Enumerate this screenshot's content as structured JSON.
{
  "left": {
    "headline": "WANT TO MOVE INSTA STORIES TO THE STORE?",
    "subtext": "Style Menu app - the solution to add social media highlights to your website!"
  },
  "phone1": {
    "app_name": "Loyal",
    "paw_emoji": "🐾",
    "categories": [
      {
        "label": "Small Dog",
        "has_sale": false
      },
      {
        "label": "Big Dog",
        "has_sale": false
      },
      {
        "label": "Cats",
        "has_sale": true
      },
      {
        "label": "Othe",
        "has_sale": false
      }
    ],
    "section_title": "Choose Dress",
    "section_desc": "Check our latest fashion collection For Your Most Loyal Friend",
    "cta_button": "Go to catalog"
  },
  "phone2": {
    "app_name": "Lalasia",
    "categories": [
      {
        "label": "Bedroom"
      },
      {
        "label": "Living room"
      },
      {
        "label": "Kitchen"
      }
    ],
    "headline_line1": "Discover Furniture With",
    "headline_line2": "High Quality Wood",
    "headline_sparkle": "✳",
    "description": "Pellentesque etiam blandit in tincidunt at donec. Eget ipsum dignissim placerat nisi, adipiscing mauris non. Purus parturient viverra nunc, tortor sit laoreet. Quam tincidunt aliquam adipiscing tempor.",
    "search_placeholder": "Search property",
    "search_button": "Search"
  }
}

+ + + +

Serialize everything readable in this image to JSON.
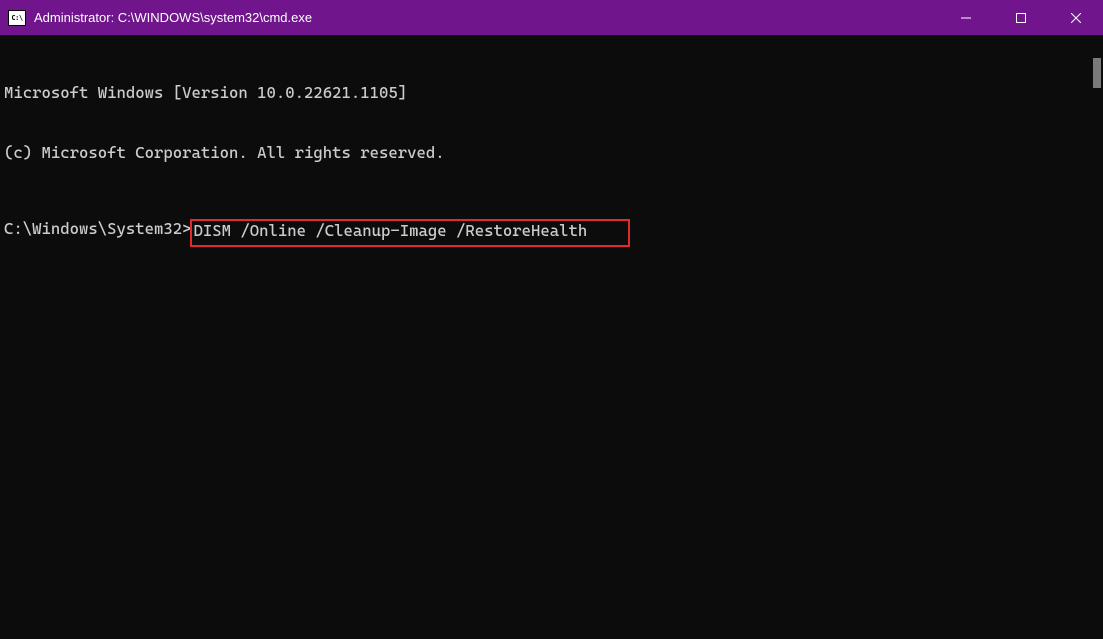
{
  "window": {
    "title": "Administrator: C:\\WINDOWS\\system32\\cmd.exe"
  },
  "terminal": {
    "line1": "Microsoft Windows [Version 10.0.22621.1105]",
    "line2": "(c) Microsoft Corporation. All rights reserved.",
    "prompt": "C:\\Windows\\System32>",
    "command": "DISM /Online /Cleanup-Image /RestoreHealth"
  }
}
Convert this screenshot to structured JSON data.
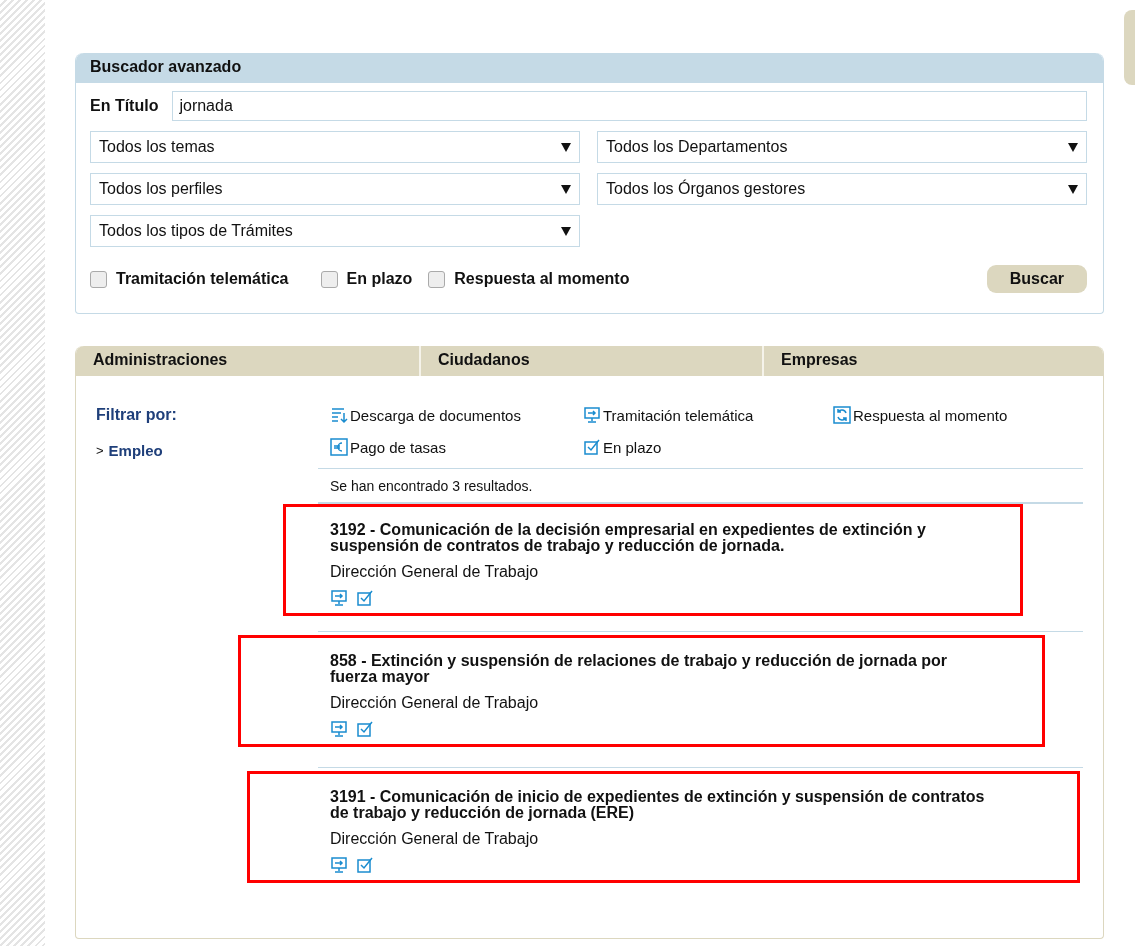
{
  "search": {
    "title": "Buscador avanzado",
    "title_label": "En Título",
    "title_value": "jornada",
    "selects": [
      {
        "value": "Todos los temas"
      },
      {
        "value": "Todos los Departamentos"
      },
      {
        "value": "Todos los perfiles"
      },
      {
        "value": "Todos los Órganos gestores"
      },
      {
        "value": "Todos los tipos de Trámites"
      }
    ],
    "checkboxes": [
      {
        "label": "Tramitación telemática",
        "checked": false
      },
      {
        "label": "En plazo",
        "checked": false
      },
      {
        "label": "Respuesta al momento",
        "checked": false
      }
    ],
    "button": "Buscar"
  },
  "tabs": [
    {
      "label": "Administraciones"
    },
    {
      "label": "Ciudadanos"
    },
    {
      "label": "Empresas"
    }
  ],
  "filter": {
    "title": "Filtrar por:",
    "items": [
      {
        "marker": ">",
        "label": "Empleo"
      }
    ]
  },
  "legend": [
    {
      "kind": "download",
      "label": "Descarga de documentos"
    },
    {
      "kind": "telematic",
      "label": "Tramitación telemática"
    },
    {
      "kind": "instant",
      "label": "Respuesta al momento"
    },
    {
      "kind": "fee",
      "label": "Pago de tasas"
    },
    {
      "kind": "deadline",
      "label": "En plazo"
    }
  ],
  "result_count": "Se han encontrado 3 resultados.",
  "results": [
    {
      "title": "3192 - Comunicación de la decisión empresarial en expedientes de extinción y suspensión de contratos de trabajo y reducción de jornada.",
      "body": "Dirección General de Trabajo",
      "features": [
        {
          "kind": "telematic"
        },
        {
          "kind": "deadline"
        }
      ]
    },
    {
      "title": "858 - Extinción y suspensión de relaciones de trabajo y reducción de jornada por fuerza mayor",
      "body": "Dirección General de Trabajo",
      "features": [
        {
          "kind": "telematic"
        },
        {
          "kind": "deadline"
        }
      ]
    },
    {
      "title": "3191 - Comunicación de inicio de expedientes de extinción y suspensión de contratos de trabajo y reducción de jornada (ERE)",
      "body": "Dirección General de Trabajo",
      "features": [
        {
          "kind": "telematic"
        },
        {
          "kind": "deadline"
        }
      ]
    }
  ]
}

+ + + +

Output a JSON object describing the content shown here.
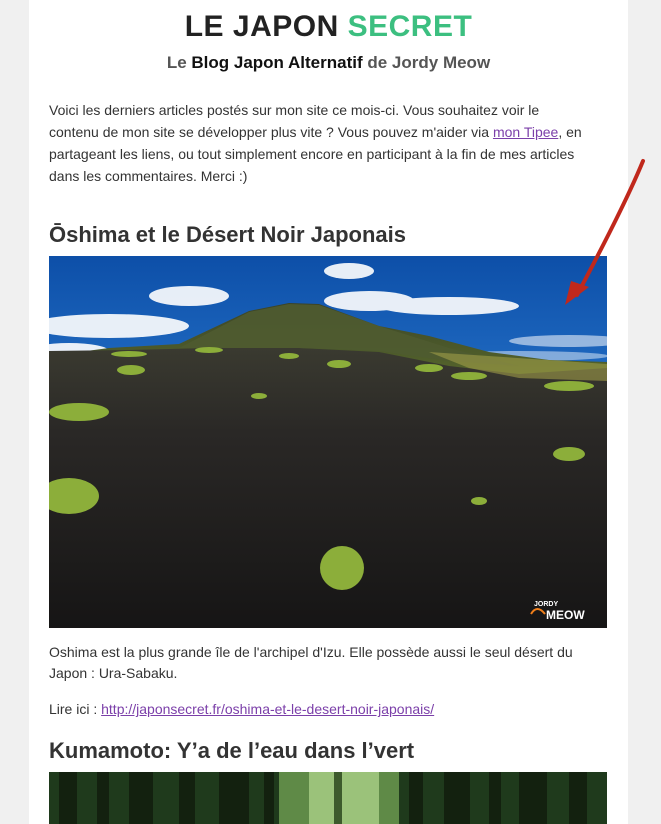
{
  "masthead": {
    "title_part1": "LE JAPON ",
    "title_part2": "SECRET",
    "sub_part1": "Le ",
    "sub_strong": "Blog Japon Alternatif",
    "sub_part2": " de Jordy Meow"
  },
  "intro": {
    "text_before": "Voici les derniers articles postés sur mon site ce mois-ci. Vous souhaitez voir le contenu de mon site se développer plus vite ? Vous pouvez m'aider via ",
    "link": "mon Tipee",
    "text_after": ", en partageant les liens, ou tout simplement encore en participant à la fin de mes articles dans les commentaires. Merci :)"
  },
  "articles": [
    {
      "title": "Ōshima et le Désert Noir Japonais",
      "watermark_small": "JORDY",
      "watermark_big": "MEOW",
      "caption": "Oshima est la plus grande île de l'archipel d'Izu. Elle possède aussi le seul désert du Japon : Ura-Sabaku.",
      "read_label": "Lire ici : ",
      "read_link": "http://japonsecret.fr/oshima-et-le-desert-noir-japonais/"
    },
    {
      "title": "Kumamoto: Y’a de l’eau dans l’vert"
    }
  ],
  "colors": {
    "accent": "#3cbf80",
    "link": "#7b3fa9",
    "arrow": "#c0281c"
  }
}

+ + + +

## Requirement
Provide only the count of lines in the material above that hold the word "structured".

## The result
2